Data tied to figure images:
# # # #
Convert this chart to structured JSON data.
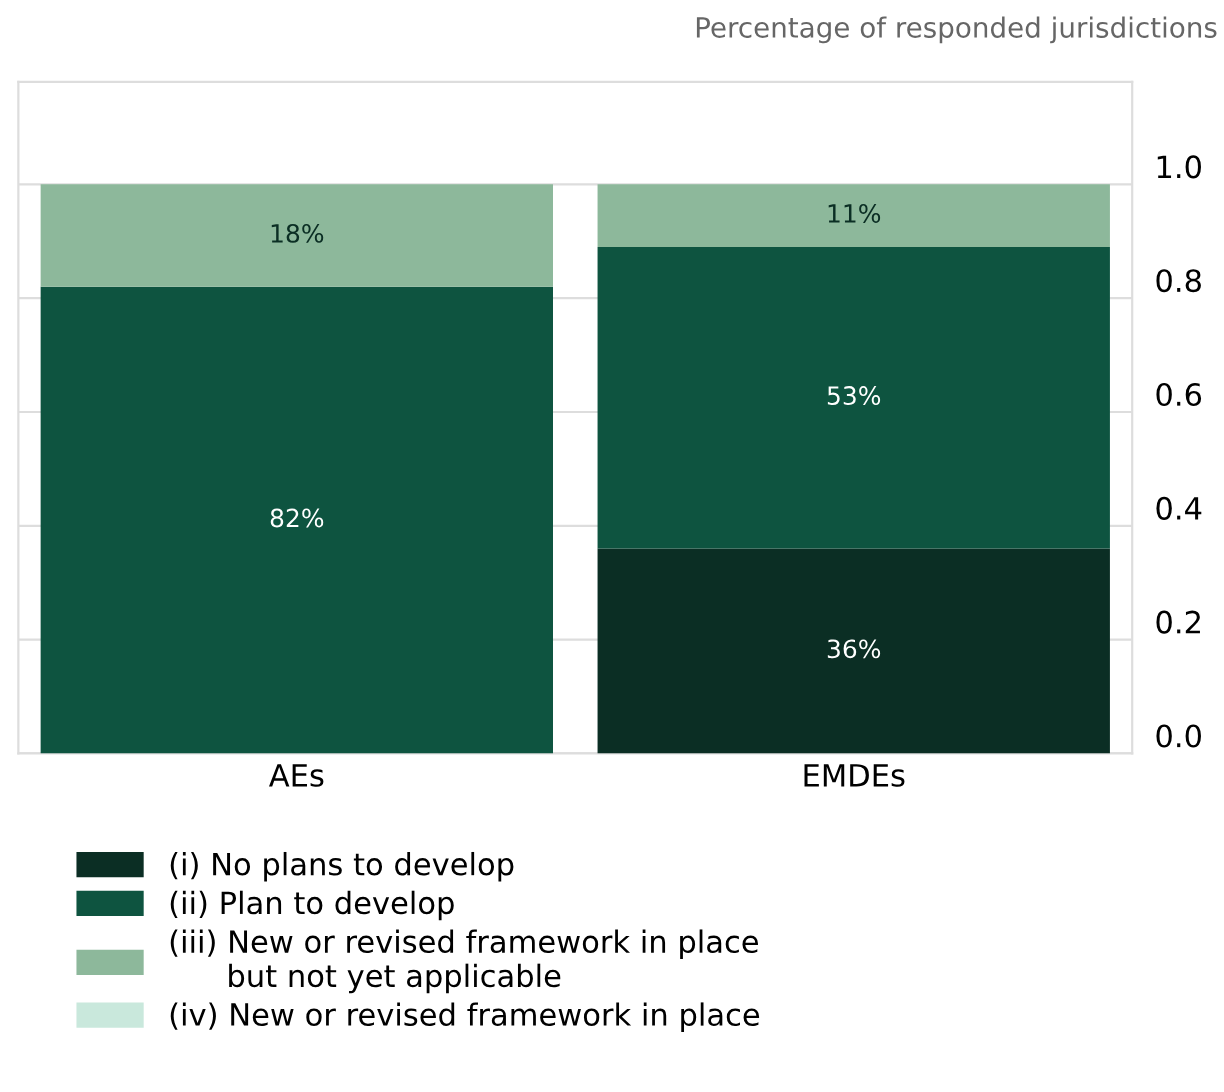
{
  "chart_data": {
    "type": "bar",
    "stacked": true,
    "title": "Percentage of responded jurisdictions",
    "categories": [
      "AEs",
      "EMDEs"
    ],
    "series": [
      {
        "name": "(i) No plans to develop",
        "color": "#0b2e24",
        "values": [
          0,
          0.36
        ],
        "value_labels": [
          null,
          "36%"
        ]
      },
      {
        "name": "(ii) Plan to develop",
        "color": "#0e5440",
        "values": [
          0.82,
          0.53
        ],
        "value_labels": [
          "82%",
          "53%"
        ]
      },
      {
        "name": "(iii) New or revised framework in place\n      but not yet applicable",
        "color": "#8db89b",
        "values": [
          0.18,
          0.11
        ],
        "value_labels": [
          "18%",
          "11%"
        ]
      },
      {
        "name": "(iv) New or revised framework in place",
        "color": "#c9e8dc",
        "values": [
          0,
          0
        ],
        "value_labels": [
          null,
          null
        ]
      }
    ],
    "ylim": [
      0,
      1.18
    ],
    "yticks": [
      {
        "value": 0,
        "label": "0.0"
      },
      {
        "value": 0.2,
        "label": "0.2"
      },
      {
        "value": 0.4,
        "label": "0.4"
      },
      {
        "value": 0.6,
        "label": "0.6"
      },
      {
        "value": 0.8,
        "label": "0.8"
      },
      {
        "value": 1.0,
        "label": "1.0"
      }
    ],
    "grid": "y",
    "legend": "bottom"
  }
}
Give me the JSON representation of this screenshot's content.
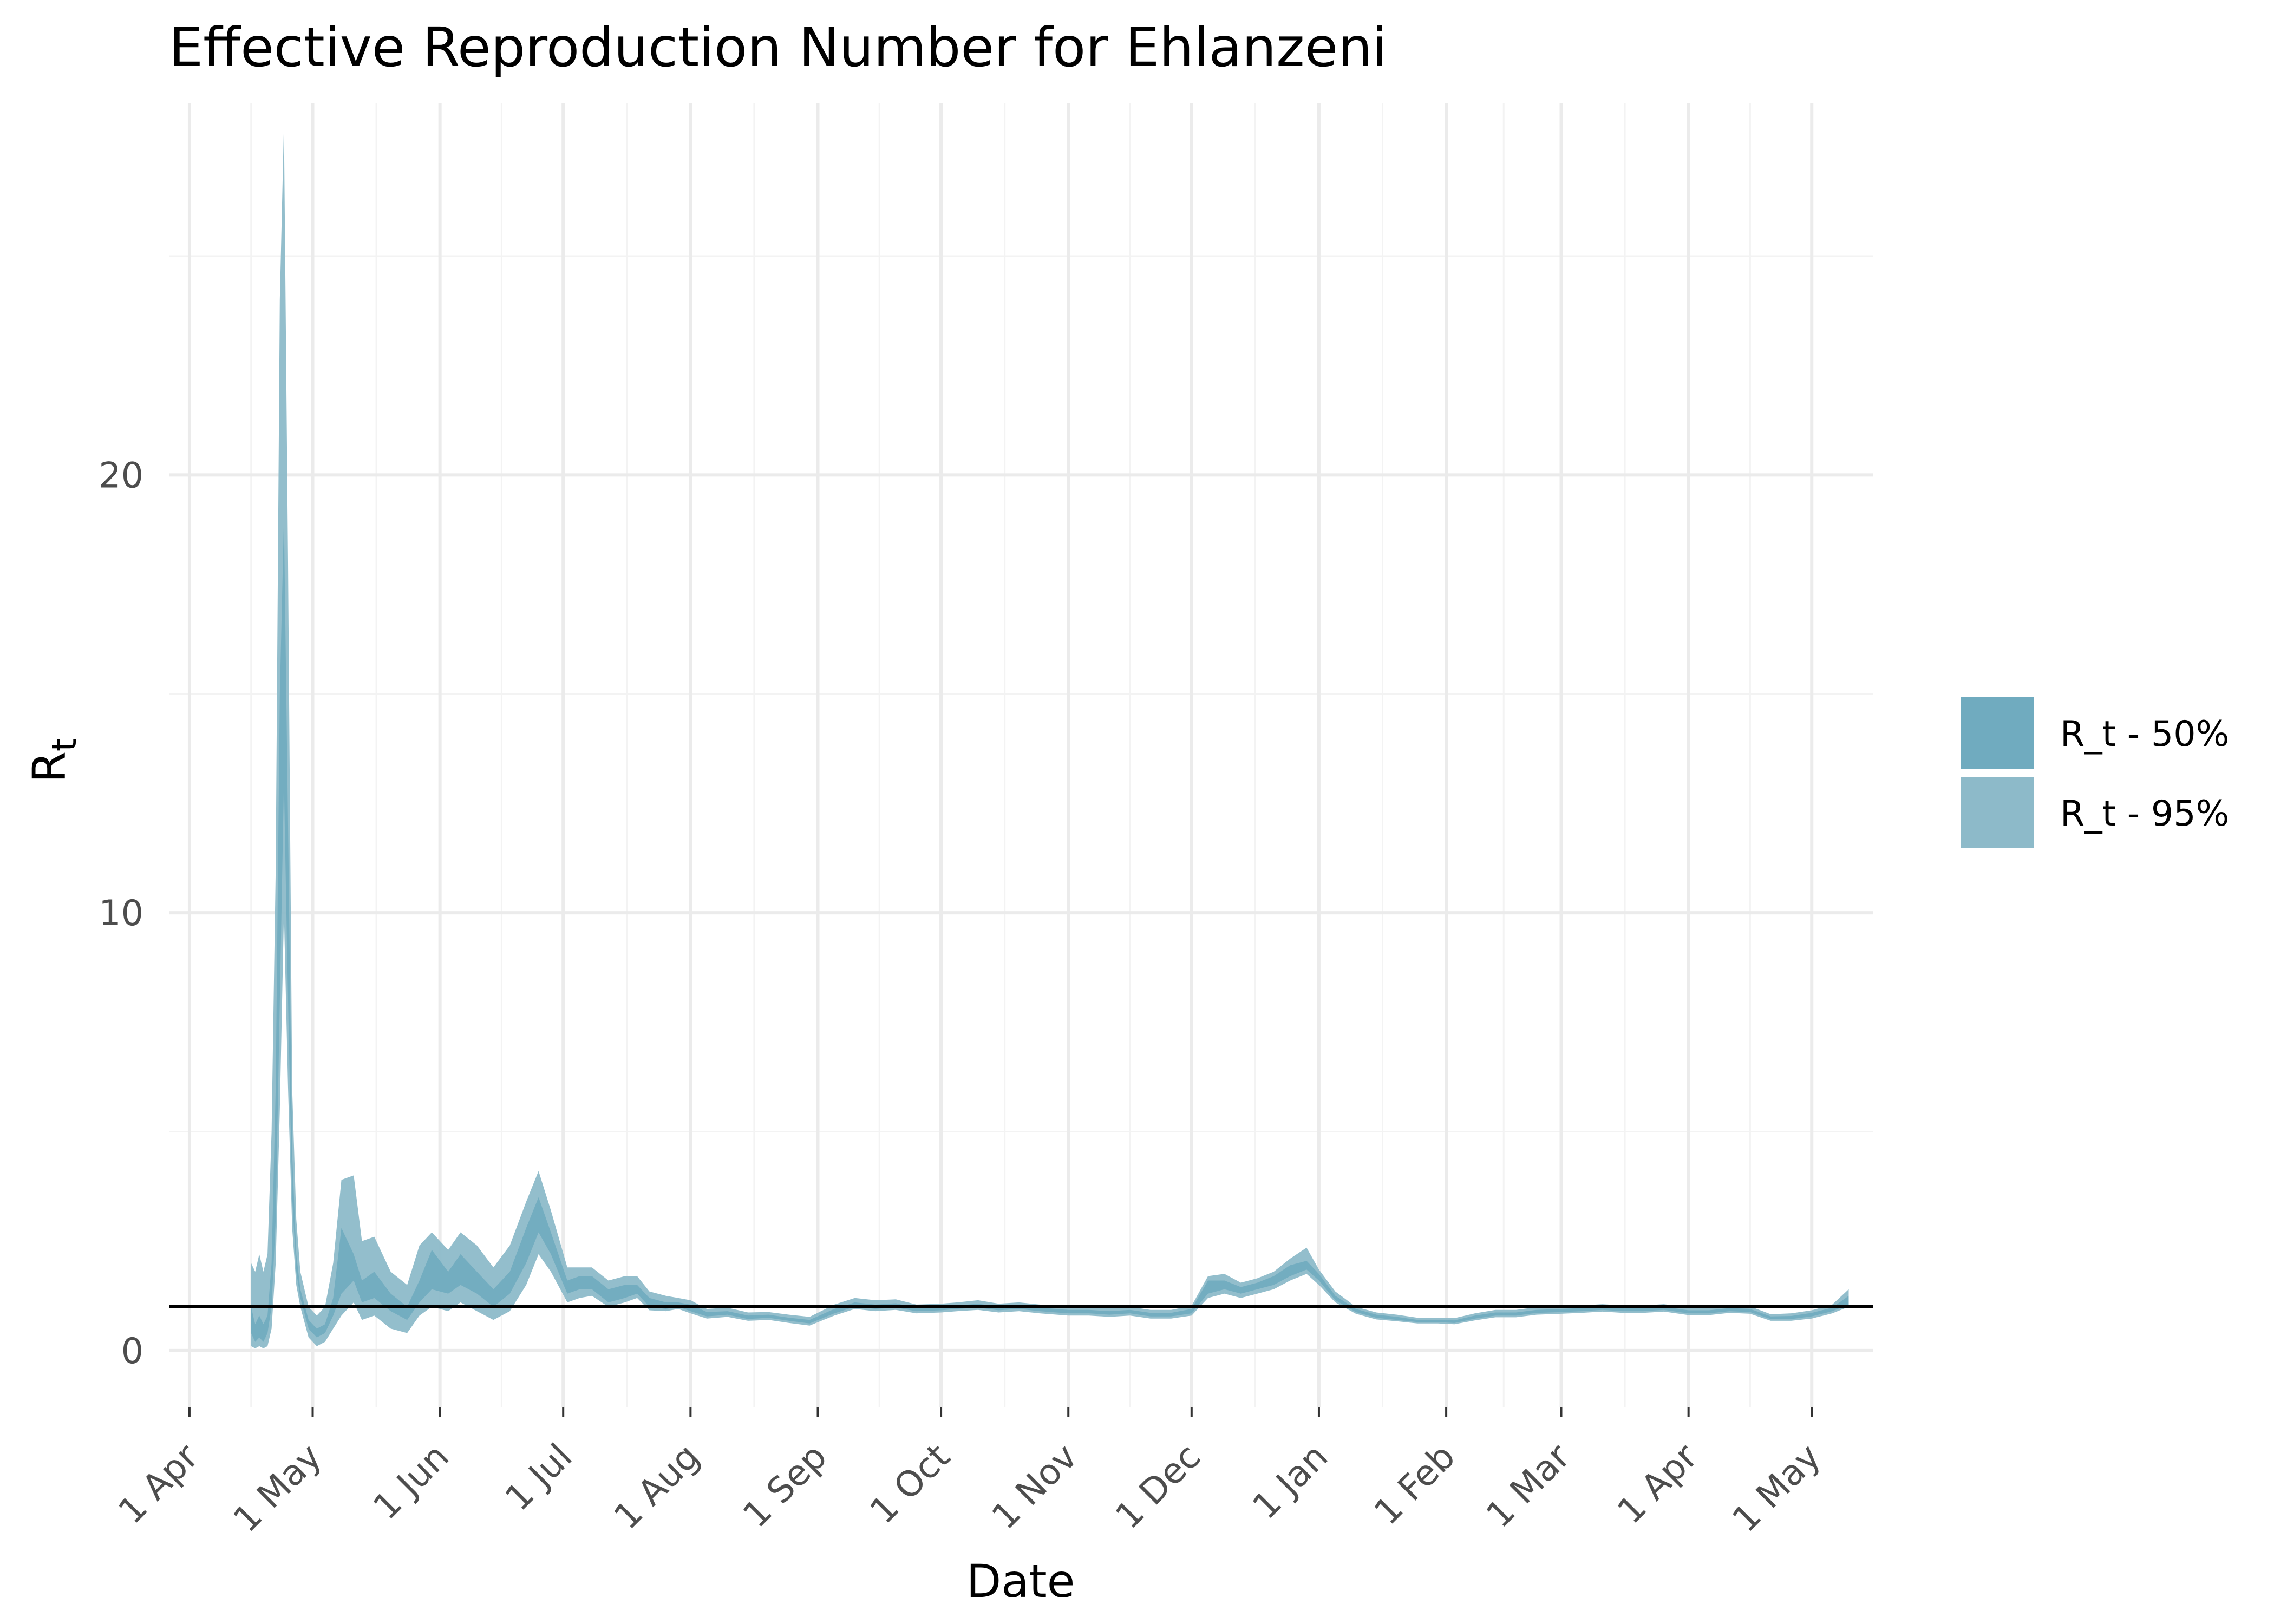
{
  "chart_data": {
    "type": "area",
    "title": "Effective Reproduction Number for Ehlanzeni",
    "xlabel": "Date",
    "ylabel": "R",
    "ylabel_subscript": "t",
    "x_ticks": [
      "1 Apr",
      "1 May",
      "1 Jun",
      "1 Jul",
      "1 Aug",
      "1 Sep",
      "1 Oct",
      "1 Nov",
      "1 Dec",
      "1 Jan",
      "1 Feb",
      "1 Mar",
      "1 Apr",
      "1 May"
    ],
    "x_tick_dates": [
      "2020-04-01",
      "2020-05-01",
      "2020-06-01",
      "2020-07-01",
      "2020-08-01",
      "2020-09-01",
      "2020-10-01",
      "2020-11-01",
      "2020-12-01",
      "2021-01-01",
      "2021-02-01",
      "2021-03-01",
      "2021-04-01",
      "2021-05-01"
    ],
    "xlim": [
      "2020-03-27",
      "2021-05-16"
    ],
    "y_ticks": [
      0,
      10,
      20
    ],
    "ylim": [
      -1.3,
      28.5
    ],
    "grid": true,
    "reference_line": 1,
    "legend_position": "right",
    "colors": {
      "band50": "#70abbf",
      "band95": "#8dbac9",
      "reference_line": "#000000",
      "grid_major": "#ebebeb",
      "grid_minor": "#f3f3f3"
    },
    "series": [
      {
        "name": "R_t - 50%",
        "x": [
          "2020-04-16",
          "2020-04-17",
          "2020-04-18",
          "2020-04-19",
          "2020-04-20",
          "2020-04-21",
          "2020-04-22",
          "2020-04-23",
          "2020-04-24",
          "2020-04-25",
          "2020-04-26",
          "2020-04-27",
          "2020-04-28",
          "2020-04-30",
          "2020-05-02",
          "2020-05-04",
          "2020-05-06",
          "2020-05-08",
          "2020-05-11",
          "2020-05-13",
          "2020-05-16",
          "2020-05-20",
          "2020-05-24",
          "2020-05-27",
          "2020-05-30",
          "2020-06-03",
          "2020-06-06",
          "2020-06-10",
          "2020-06-14",
          "2020-06-18",
          "2020-06-22",
          "2020-06-25",
          "2020-06-28",
          "2020-07-02",
          "2020-07-05",
          "2020-07-08",
          "2020-07-12",
          "2020-07-16",
          "2020-07-19",
          "2020-07-22",
          "2020-07-26",
          "2020-07-29",
          "2020-08-01",
          "2020-08-05",
          "2020-08-10",
          "2020-08-15",
          "2020-08-20",
          "2020-08-25",
          "2020-08-30",
          "2020-09-05",
          "2020-09-10",
          "2020-09-15",
          "2020-09-20",
          "2020-09-25",
          "2020-10-01",
          "2020-10-05",
          "2020-10-10",
          "2020-10-15",
          "2020-10-20",
          "2020-10-25",
          "2020-11-01",
          "2020-11-06",
          "2020-11-11",
          "2020-11-16",
          "2020-11-21",
          "2020-11-26",
          "2020-12-01",
          "2020-12-05",
          "2020-12-09",
          "2020-12-13",
          "2020-12-17",
          "2020-12-21",
          "2020-12-25",
          "2020-12-29",
          "2021-01-01",
          "2021-01-05",
          "2021-01-10",
          "2021-01-15",
          "2021-01-20",
          "2021-01-25",
          "2021-01-30",
          "2021-02-03",
          "2021-02-08",
          "2021-02-13",
          "2021-02-18",
          "2021-02-23",
          "2021-03-01",
          "2021-03-06",
          "2021-03-11",
          "2021-03-16",
          "2021-03-21",
          "2021-03-26",
          "2021-04-01",
          "2021-04-06",
          "2021-04-11",
          "2021-04-16",
          "2021-04-21",
          "2021-04-26",
          "2021-05-01",
          "2021-05-06",
          "2021-05-10"
        ],
        "lower": [
          0.4,
          0.2,
          0.3,
          0.2,
          0.4,
          1.0,
          3.0,
          8.0,
          13.0,
          8.0,
          3.5,
          1.8,
          1.2,
          0.5,
          0.3,
          0.4,
          0.8,
          1.3,
          1.6,
          1.1,
          1.2,
          0.9,
          0.7,
          1.1,
          1.4,
          1.3,
          1.5,
          1.3,
          1.0,
          1.3,
          2.0,
          2.7,
          2.2,
          1.3,
          1.4,
          1.4,
          1.1,
          1.2,
          1.3,
          1.0,
          0.95,
          1.0,
          0.9,
          0.78,
          0.82,
          0.72,
          0.75,
          0.68,
          0.62,
          0.85,
          1.0,
          0.95,
          0.98,
          0.9,
          0.92,
          0.95,
          0.98,
          0.92,
          0.95,
          0.9,
          0.85,
          0.85,
          0.82,
          0.85,
          0.78,
          0.78,
          0.85,
          1.3,
          1.4,
          1.3,
          1.4,
          1.5,
          1.7,
          1.85,
          1.6,
          1.15,
          0.88,
          0.75,
          0.7,
          0.65,
          0.65,
          0.63,
          0.73,
          0.8,
          0.8,
          0.86,
          0.88,
          0.9,
          0.93,
          0.9,
          0.9,
          0.93,
          0.85,
          0.85,
          0.9,
          0.88,
          0.72,
          0.72,
          0.78,
          0.9,
          1.05
        ],
        "upper": [
          1.0,
          0.6,
          0.8,
          0.6,
          0.8,
          2.0,
          6.0,
          15.0,
          19.0,
          12.0,
          4.5,
          2.2,
          1.4,
          0.7,
          0.5,
          0.6,
          1.2,
          2.8,
          2.2,
          1.6,
          1.8,
          1.3,
          1.0,
          1.6,
          2.3,
          1.8,
          2.2,
          1.8,
          1.4,
          1.8,
          2.8,
          3.5,
          2.7,
          1.6,
          1.7,
          1.7,
          1.4,
          1.5,
          1.5,
          1.2,
          1.1,
          1.1,
          1.05,
          0.88,
          0.9,
          0.8,
          0.82,
          0.75,
          0.7,
          0.95,
          1.1,
          1.05,
          1.08,
          0.98,
          1.0,
          1.03,
          1.07,
          1.0,
          1.03,
          0.98,
          0.93,
          0.93,
          0.9,
          0.93,
          0.86,
          0.86,
          0.95,
          1.6,
          1.6,
          1.45,
          1.55,
          1.7,
          1.95,
          2.05,
          1.75,
          1.25,
          0.95,
          0.82,
          0.77,
          0.7,
          0.7,
          0.69,
          0.8,
          0.87,
          0.87,
          0.93,
          0.95,
          0.97,
          1.0,
          0.97,
          0.97,
          1.0,
          0.92,
          0.92,
          0.97,
          0.95,
          0.78,
          0.79,
          0.86,
          0.98,
          1.25
        ]
      },
      {
        "name": "R_t - 95%",
        "x": [
          "2020-04-16",
          "2020-04-17",
          "2020-04-18",
          "2020-04-19",
          "2020-04-20",
          "2020-04-21",
          "2020-04-22",
          "2020-04-23",
          "2020-04-24",
          "2020-04-25",
          "2020-04-26",
          "2020-04-27",
          "2020-04-28",
          "2020-04-30",
          "2020-05-02",
          "2020-05-04",
          "2020-05-06",
          "2020-05-08",
          "2020-05-11",
          "2020-05-13",
          "2020-05-16",
          "2020-05-20",
          "2020-05-24",
          "2020-05-27",
          "2020-05-30",
          "2020-06-03",
          "2020-06-06",
          "2020-06-10",
          "2020-06-14",
          "2020-06-18",
          "2020-06-22",
          "2020-06-25",
          "2020-06-28",
          "2020-07-02",
          "2020-07-05",
          "2020-07-08",
          "2020-07-12",
          "2020-07-16",
          "2020-07-19",
          "2020-07-22",
          "2020-07-26",
          "2020-07-29",
          "2020-08-01",
          "2020-08-05",
          "2020-08-10",
          "2020-08-15",
          "2020-08-20",
          "2020-08-25",
          "2020-08-30",
          "2020-09-05",
          "2020-09-10",
          "2020-09-15",
          "2020-09-20",
          "2020-09-25",
          "2020-10-01",
          "2020-10-05",
          "2020-10-10",
          "2020-10-15",
          "2020-10-20",
          "2020-10-25",
          "2020-11-01",
          "2020-11-06",
          "2020-11-11",
          "2020-11-16",
          "2020-11-21",
          "2020-11-26",
          "2020-12-01",
          "2020-12-05",
          "2020-12-09",
          "2020-12-13",
          "2020-12-17",
          "2020-12-21",
          "2020-12-25",
          "2020-12-29",
          "2021-01-01",
          "2021-01-05",
          "2021-01-10",
          "2021-01-15",
          "2021-01-20",
          "2021-01-25",
          "2021-01-30",
          "2021-02-03",
          "2021-02-08",
          "2021-02-13",
          "2021-02-18",
          "2021-02-23",
          "2021-03-01",
          "2021-03-06",
          "2021-03-11",
          "2021-03-16",
          "2021-03-21",
          "2021-03-26",
          "2021-04-01",
          "2021-04-06",
          "2021-04-11",
          "2021-04-16",
          "2021-04-21",
          "2021-04-26",
          "2021-05-01",
          "2021-05-06",
          "2021-05-10"
        ],
        "lower": [
          0.1,
          0.05,
          0.1,
          0.05,
          0.1,
          0.5,
          2.0,
          5.5,
          10.0,
          6.0,
          2.8,
          1.5,
          1.0,
          0.3,
          0.1,
          0.2,
          0.5,
          0.8,
          1.1,
          0.7,
          0.8,
          0.5,
          0.4,
          0.8,
          1.0,
          0.9,
          1.1,
          0.9,
          0.7,
          0.9,
          1.5,
          2.2,
          1.8,
          1.1,
          1.2,
          1.25,
          1.0,
          1.1,
          1.2,
          0.92,
          0.9,
          0.95,
          0.85,
          0.73,
          0.77,
          0.68,
          0.7,
          0.63,
          0.57,
          0.8,
          0.95,
          0.9,
          0.93,
          0.85,
          0.87,
          0.9,
          0.93,
          0.87,
          0.9,
          0.85,
          0.8,
          0.8,
          0.77,
          0.8,
          0.73,
          0.73,
          0.8,
          1.2,
          1.3,
          1.2,
          1.3,
          1.4,
          1.6,
          1.75,
          1.5,
          1.1,
          0.84,
          0.71,
          0.67,
          0.62,
          0.62,
          0.6,
          0.69,
          0.76,
          0.76,
          0.82,
          0.84,
          0.86,
          0.89,
          0.86,
          0.86,
          0.89,
          0.81,
          0.81,
          0.86,
          0.84,
          0.68,
          0.68,
          0.73,
          0.85,
          1.0
        ],
        "upper": [
          2.0,
          1.8,
          2.2,
          1.8,
          2.2,
          5.0,
          11.0,
          24.0,
          28.0,
          18.0,
          6.0,
          3.0,
          1.8,
          1.0,
          0.8,
          1.0,
          2.0,
          3.9,
          4.0,
          2.5,
          2.6,
          1.8,
          1.5,
          2.4,
          2.7,
          2.3,
          2.7,
          2.4,
          1.9,
          2.4,
          3.4,
          4.1,
          3.2,
          1.9,
          1.9,
          1.9,
          1.6,
          1.7,
          1.7,
          1.35,
          1.25,
          1.2,
          1.15,
          0.95,
          0.98,
          0.87,
          0.88,
          0.82,
          0.77,
          1.05,
          1.2,
          1.15,
          1.17,
          1.05,
          1.07,
          1.1,
          1.15,
          1.07,
          1.1,
          1.05,
          1.0,
          1.0,
          0.97,
          1.0,
          0.93,
          0.93,
          1.02,
          1.7,
          1.75,
          1.55,
          1.65,
          1.8,
          2.1,
          2.35,
          1.85,
          1.35,
          1.0,
          0.87,
          0.82,
          0.75,
          0.75,
          0.74,
          0.85,
          0.93,
          0.93,
          0.99,
          1.01,
          1.03,
          1.06,
          1.03,
          1.03,
          1.06,
          0.98,
          0.98,
          1.03,
          1.01,
          0.83,
          0.85,
          0.92,
          1.05,
          1.4
        ]
      }
    ]
  }
}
# # # #
> Work to do
Note every line above where the string "framework" shows up, and copy those lines.

> Output for this task
        "name": "(iii) New or revised framework in place\n      but not yet applicable",
        "name": "(iv) New or revised framework in place",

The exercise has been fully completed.